Written instruction: Write out every line of the material as it stands, apart from the pictures.

start Information provided

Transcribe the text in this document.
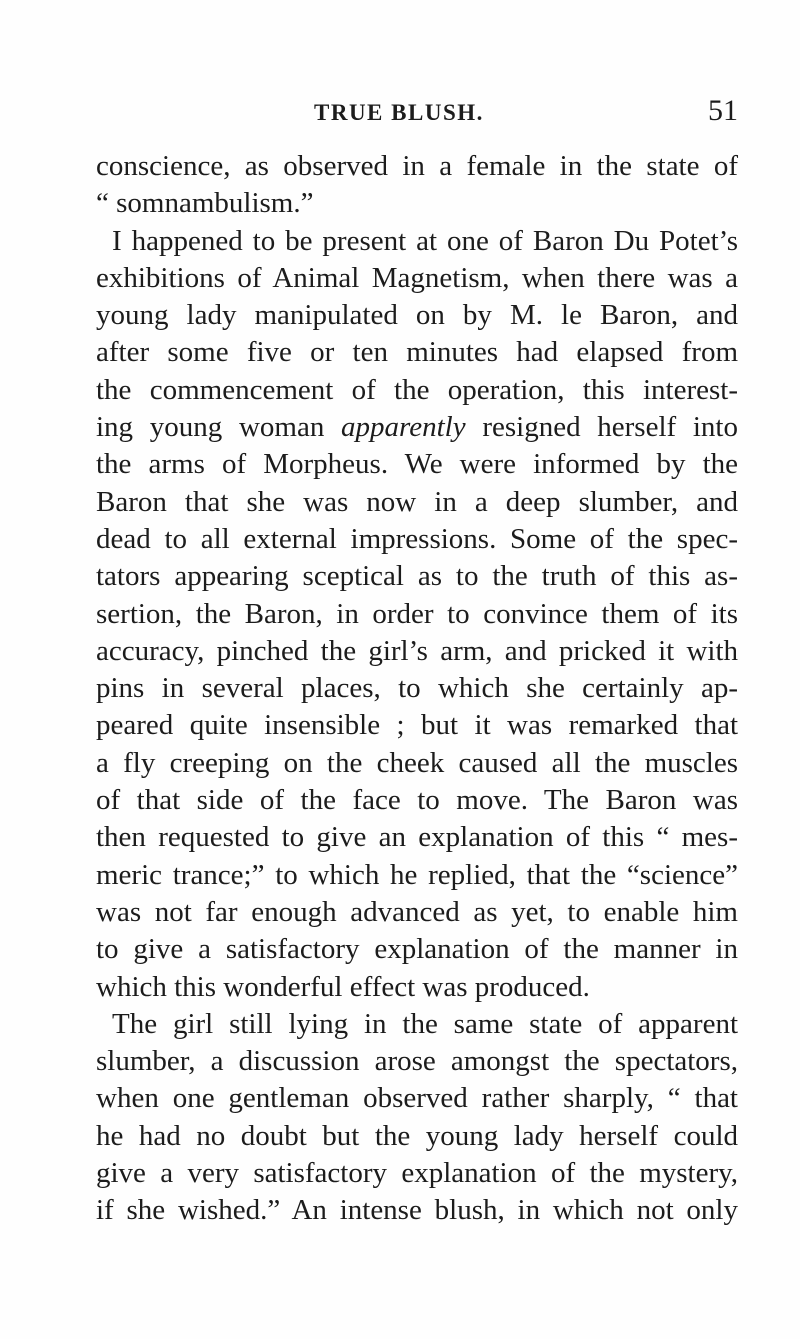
TRUE BLUSH.	51
conscience, as observed in a female in the state of
“ somnambulism.”
I happened to be present at one of Baron Du Potet’s
exhibitions of Animal Magnetism, when there was a
young lady manipulated on by M. le Baron, and
after some five or ten minutes had elapsed from
the commencement of the operation, this interest-
ing young woman apparently resigned herself into
the arms of Morpheus. We were informed by the
Baron that she was now in a deep slumber, and
dead to all external impressions. Some of the spec-
tators appearing sceptical as to the truth of this as-
sertion, the Baron, in order to convince them of its
accuracy, pinched the girl’s arm, and pricked it with
pins in several places, to which she certainly ap-
peared quite insensible ; but it was remarked that
a fly creeping on the cheek caused all the muscles
of that side of the face to move. The Baron was
then requested to give an explanation of this “ mes-
meric trance;” to which he replied, that the “science”
was not far enough advanced as yet, to enable him
to give a satisfactory explanation of the manner in
which this wonderful effect was produced.
The girl still lying in the same state of apparent
slumber, a discussion arose amongst the spectators,
when one gentleman observed rather sharply, “ that
he had no doubt but the young lady herself could
give a very satisfactory explanation of the mystery,
if she wished.” An intense blush, in which not only
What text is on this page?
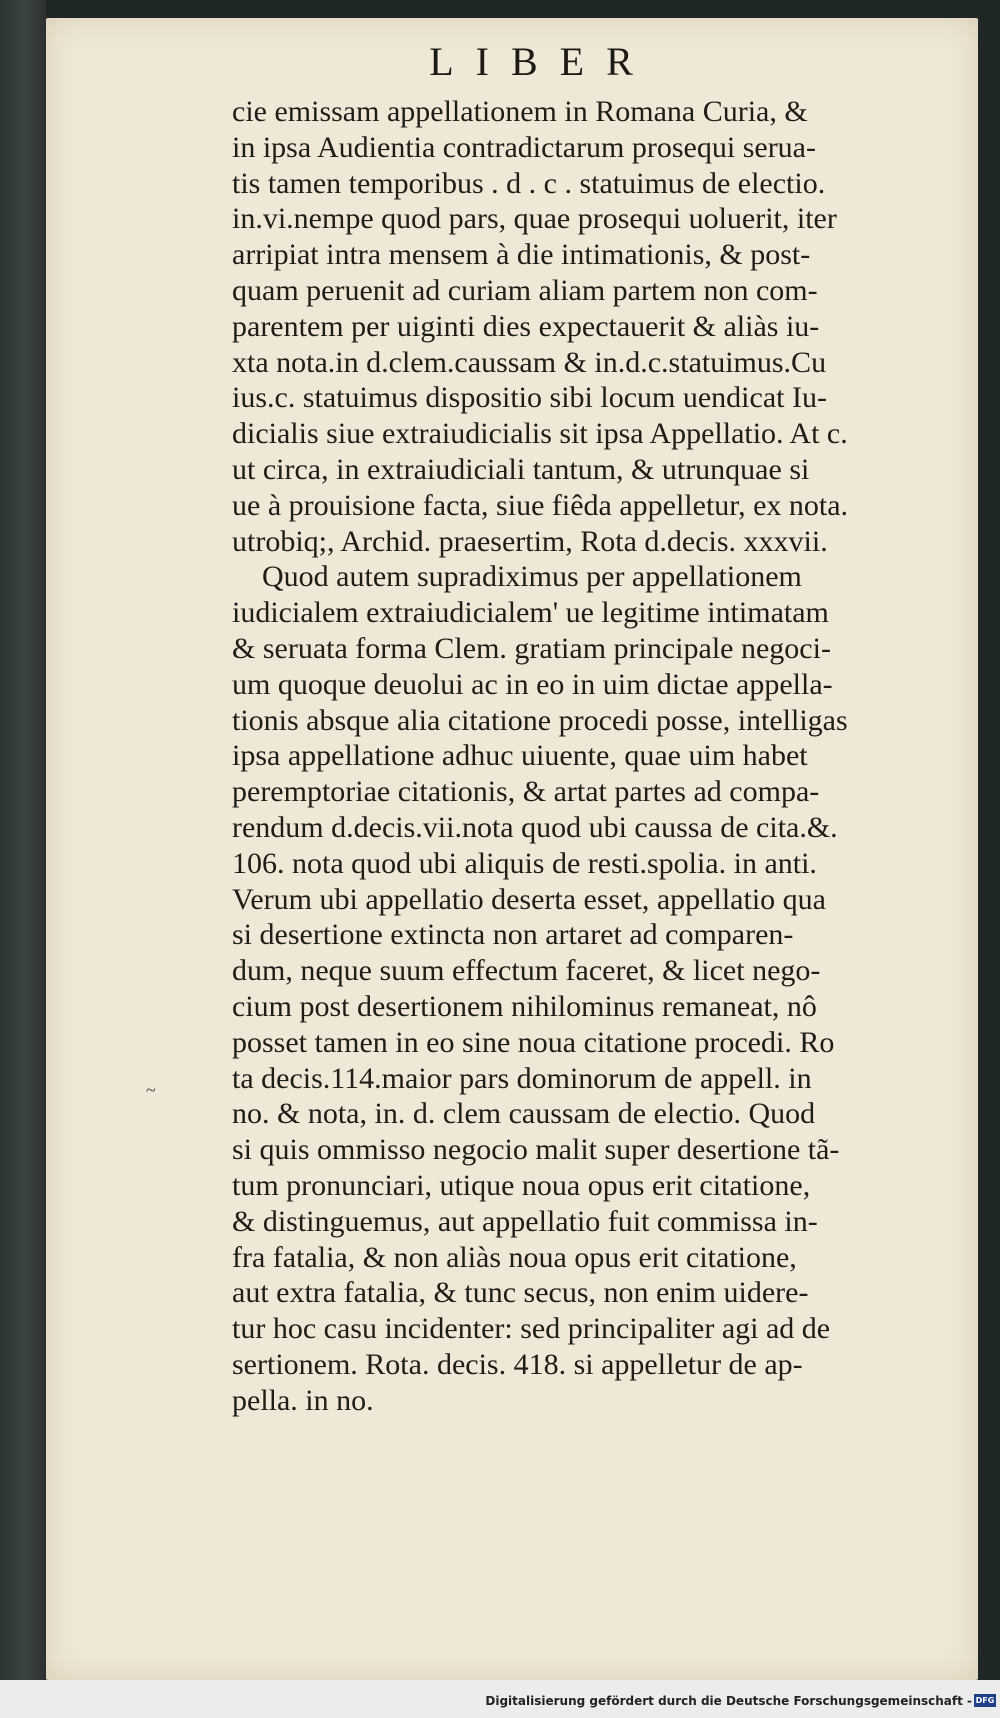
LIBER
~
cie emissam appellationem in Romana Curia, &
in ipsa Audientia contradictarum prosequi serua-
tis tamen temporibus . d . c . statuimus de electio.
in.vi.nempe quod pars, quae prosequi uoluerit, iter
arripiat intra mensem à die intimationis, & post-
quam peruenit ad curiam aliam partem non com-
parentem per uiginti dies expectauerit & aliàs iu-
xta nota.in d.clem.caussam & in.d.c.statuimus.Cu
ius.c. statuimus dispositio sibi locum uendicat Iu-
dicialis siue extraiudicialis sit ipsa Appellatio. At c.
ut circa, in extraiudiciali tantum, & utrunquae si
ue à prouisione facta, siue fiêda appelletur, ex nota.
utrobiq;, Archid. praesertim, Rota d.decis. xxxvii.
Quod autem supradiximus per appellationem
iudicialem extraiudicialem' ue legitime intimatam
& seruata forma Clem. gratiam principale negoci-
um quoque deuolui ac in eo in uim dictae appella-
tionis absque alia citatione procedi posse, intelligas
ipsa appellatione adhuc uiuente, quae uim habet
peremptoriae citationis, & artat partes ad compa-
rendum d.decis.vii.nota quod ubi caussa de cita.&.
106. nota quod ubi aliquis de resti.spolia. in anti.
Verum ubi appellatio deserta esset, appellatio qua
si desertione extincta non artaret ad comparen-
dum, neque suum effectum faceret, & licet nego-
cium post desertionem nihilominus remaneat, nô
posset tamen in eo sine noua citatione procedi. Ro
ta decis.114.maior pars dominorum de appell. in
no. & nota, in. d. clem caussam de electio. Quod
si quis ommisso negocio malit super desertione tã-
tum pronunciari, utique noua opus erit citatione,
& distinguemus, aut appellatio fuit commissa in-
fra fatalia, & non aliàs noua opus erit citatione,
aut extra fatalia, & tunc secus, non enim uidere-
tur hoc casu incidenter: sed principaliter agi ad de
sertionem. Rota. decis. 418. si appelletur de ap-
pella. in no.
Digitalisierung gefördert durch die Deutsche Forschungsgemeinschaft - DFG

end Information provided

Task answer:
Transcribe the text in this document.
TRUE BLUSH.	51
conscience, as observed in a female in the state of
“ somnambulism.”
I happened to be present at one of Baron Du Potet’s
exhibitions of Animal Magnetism, when there was a
young lady manipulated on by M. le Baron, and
after some five or ten minutes had elapsed from
the commencement of the operation, this interest-
ing young woman apparently resigned herself into
the arms of Morpheus. We were informed by the
Baron that she was now in a deep slumber, and
dead to all external impressions. Some of the spec-
tators appearing sceptical as to the truth of this as-
sertion, the Baron, in order to convince them of its
accuracy, pinched the girl’s arm, and pricked it with
pins in several places, to which she certainly ap-
peared quite insensible ; but it was remarked that
a fly creeping on the cheek caused all the muscles
of that side of the face to move. The Baron was
then requested to give an explanation of this “ mes-
meric trance;” to which he replied, that the “science”
was not far enough advanced as yet, to enable him
to give a satisfactory explanation of the manner in
which this wonderful effect was produced.
The girl still lying in the same state of apparent
slumber, a discussion arose amongst the spectators,
when one gentleman observed rather sharply, “ that
he had no doubt but the young lady herself could
give a very satisfactory explanation of the mystery,
if she wished.” An intense blush, in which not only
What text is on this page?
LIBER
~
cie emissam appellationem in Romana Curia, &
in ipsa Audientia contradictarum prosequi serua-
tis tamen temporibus . d . c . statuimus de electio.
in.vi.nempe quod pars, quae prosequi uoluerit, iter
arripiat intra mensem à die intimationis, & post-
quam peruenit ad curiam aliam partem non com-
parentem per uiginti dies expectauerit & aliàs iu-
xta nota.in d.clem.caussam & in.d.c.statuimus.Cu
ius.c. statuimus dispositio sibi locum uendicat Iu-
dicialis siue extraiudicialis sit ipsa Appellatio. At c.
ut circa, in extraiudiciali tantum, & utrunquae si
ue à prouisione facta, siue fiêda appelletur, ex nota.
utrobiq;, Archid. praesertim, Rota d.decis. xxxvii.
Quod autem supradiximus per appellationem
iudicialem extraiudicialem' ue legitime intimatam
& seruata forma Clem. gratiam principale negoci-
um quoque deuolui ac in eo in uim dictae appella-
tionis absque alia citatione procedi posse, intelligas
ipsa appellatione adhuc uiuente, quae uim habet
peremptoriae citationis, & artat partes ad compa-
rendum d.decis.vii.nota quod ubi caussa de cita.&.
106. nota quod ubi aliquis de resti.spolia. in anti.
Verum ubi appellatio deserta esset, appellatio qua
si desertione extincta non artaret ad comparen-
dum, neque suum effectum faceret, & licet nego-
cium post desertionem nihilominus remaneat, nô
posset tamen in eo sine noua citatione procedi. Ro
ta decis.114.maior pars dominorum de appell. in
no. & nota, in. d. clem caussam de electio. Quod
si quis ommisso negocio malit super desertione tã-
tum pronunciari, utique noua opus erit citatione,
& distinguemus, aut appellatio fuit commissa in-
fra fatalia, & non aliàs noua opus erit citatione,
aut extra fatalia, & tunc secus, non enim uidere-
tur hoc casu incidenter: sed principaliter agi ad de
sertionem. Rota. decis. 418. si appelletur de ap-
pella. in no.
Digitalisierung gefördert durch die Deutsche Forschungsgemeinschaft - DFG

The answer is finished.